[[ Extract provided, beginning ]]
While many soundtracks can seem entirely phoned in and commercialized in the pursuit of a radio hit or two, not many have Kendrick Lamar and Top Dawg Entertainment behind them. The phoned in version of these artists are still sitting firmly at the peak of culture right now, and what better way to show it than with the cultural phenomenon that is Black Panther.

Favourite Tracks: X, Paramedic!, Pray For Me, King’s Dead, The Ways

Least Favourite Track: I Am

Score: 8/10

Amen RichBrian.jpgRich Brian – Amen

The viral 18-year-old Indonesian rapper drops his debut album – and his previous controversial name – and displays his unique artistry and approach to the genre across a full-length project for the first time. Produced almost entirely by himself, Brian accommodates his deadpan, slightly comedic delivery with some spacey, synth-oriented beats that draw more attention to his words. While this lack of variation in his delivery and similarity across a few tracks withhold it from being truly great, Brian’s legitimate technical skill, great personality and unique production makes Amen an impressive debut.

The project opens strong with “Amen” and “Cold” – the first of which just introducing us briefly to his surprising level of technical prowess for someone who exploded onto the scene with a song like “Dat Stick”, while “Cold” sees everything click into place at the same time for him – the instrumental sounds like it comes from a 90s video game, Brian’s cadence and the off-kilter production reminding me of some of the best work on Tyler, The Creator’s latest project. When the beat drops and you hear just that little bit of extra spark in Brian’s voice it’s a refreshing sonic experience – nobody is doing it particularly like this.
[[ Extract provided, end ]]
[[ Listed entries, beginning ]]
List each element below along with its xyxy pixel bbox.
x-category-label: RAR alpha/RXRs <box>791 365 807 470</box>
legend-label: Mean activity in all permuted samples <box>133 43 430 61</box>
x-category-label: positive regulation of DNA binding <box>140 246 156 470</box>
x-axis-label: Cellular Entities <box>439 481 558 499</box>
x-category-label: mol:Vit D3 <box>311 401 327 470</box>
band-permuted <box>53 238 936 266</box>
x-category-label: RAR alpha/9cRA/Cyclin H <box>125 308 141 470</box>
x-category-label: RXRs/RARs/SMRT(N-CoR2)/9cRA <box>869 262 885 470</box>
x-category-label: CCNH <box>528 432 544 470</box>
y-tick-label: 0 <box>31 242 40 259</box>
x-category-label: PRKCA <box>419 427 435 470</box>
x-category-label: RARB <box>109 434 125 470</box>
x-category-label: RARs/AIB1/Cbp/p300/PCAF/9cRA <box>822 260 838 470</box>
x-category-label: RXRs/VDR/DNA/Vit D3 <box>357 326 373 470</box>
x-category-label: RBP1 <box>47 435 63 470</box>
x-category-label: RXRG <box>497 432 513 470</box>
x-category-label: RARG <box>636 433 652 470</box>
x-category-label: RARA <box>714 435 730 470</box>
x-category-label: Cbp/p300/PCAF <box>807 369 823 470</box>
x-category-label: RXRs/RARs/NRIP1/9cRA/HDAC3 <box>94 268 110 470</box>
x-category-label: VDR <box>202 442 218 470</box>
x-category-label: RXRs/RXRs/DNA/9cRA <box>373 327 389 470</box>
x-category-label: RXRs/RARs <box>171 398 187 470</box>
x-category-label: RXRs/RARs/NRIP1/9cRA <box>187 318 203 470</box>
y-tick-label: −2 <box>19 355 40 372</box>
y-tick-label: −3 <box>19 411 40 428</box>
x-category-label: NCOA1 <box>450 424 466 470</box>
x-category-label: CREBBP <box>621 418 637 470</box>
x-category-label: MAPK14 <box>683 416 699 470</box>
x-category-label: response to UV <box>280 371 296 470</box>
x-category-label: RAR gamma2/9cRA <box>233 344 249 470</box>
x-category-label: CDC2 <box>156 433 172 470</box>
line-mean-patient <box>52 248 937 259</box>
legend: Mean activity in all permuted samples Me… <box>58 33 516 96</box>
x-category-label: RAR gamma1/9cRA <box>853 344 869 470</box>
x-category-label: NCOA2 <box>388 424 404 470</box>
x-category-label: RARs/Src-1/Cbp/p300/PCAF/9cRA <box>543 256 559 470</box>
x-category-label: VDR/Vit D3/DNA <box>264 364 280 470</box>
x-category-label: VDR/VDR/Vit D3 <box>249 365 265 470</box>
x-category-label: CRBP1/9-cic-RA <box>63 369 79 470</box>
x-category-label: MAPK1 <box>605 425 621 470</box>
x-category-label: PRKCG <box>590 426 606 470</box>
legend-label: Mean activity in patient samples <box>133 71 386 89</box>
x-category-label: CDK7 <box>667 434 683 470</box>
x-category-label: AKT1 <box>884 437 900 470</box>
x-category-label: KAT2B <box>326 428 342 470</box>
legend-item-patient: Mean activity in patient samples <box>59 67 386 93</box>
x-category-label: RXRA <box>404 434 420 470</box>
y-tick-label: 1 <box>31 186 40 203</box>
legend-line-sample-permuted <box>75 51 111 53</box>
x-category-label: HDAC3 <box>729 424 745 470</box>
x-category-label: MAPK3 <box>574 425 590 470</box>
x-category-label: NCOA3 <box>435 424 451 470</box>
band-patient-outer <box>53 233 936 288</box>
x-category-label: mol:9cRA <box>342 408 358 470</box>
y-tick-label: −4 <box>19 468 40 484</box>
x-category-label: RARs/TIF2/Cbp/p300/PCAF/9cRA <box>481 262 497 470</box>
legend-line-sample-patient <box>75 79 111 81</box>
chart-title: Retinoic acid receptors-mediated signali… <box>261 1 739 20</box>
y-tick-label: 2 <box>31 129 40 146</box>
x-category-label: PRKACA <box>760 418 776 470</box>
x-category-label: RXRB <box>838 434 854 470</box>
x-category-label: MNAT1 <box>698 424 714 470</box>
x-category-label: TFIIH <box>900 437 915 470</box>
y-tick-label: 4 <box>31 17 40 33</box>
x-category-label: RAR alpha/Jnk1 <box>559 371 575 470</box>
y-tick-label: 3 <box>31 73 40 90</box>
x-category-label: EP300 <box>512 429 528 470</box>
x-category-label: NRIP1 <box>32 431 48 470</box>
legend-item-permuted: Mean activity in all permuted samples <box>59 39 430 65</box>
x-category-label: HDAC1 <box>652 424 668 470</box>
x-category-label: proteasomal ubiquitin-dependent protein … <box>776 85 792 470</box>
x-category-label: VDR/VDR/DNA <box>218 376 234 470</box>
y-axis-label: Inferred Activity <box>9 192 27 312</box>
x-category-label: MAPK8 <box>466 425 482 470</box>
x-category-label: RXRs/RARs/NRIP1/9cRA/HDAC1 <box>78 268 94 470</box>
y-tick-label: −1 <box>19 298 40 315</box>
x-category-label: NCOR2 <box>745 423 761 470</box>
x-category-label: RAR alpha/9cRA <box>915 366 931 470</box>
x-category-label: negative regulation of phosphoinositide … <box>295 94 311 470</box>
[[ Listed entries, end ]]
> **Aim of the task**:
From the album review, print the passage starting with "The viral 18-year-old" and going on through "an impressive debut.", word for word.

> **Answer for the task**:
The viral 18-year-old Indonesian rapper drops his debut album – and his previous controversial name – and displays his unique artistry and approach to the genre across a full-length project for the first time. Produced almost entirely by himself, Brian accommodates his deadpan, slightly comedic delivery with some spacey, synth-oriented beats that draw more attention to his words. While this lack of variation in his delivery and similarity across a few tracks withhold it from being truly great, Brian’s legitimate technical skill, great personality and unique production makes Amen an impressive debut.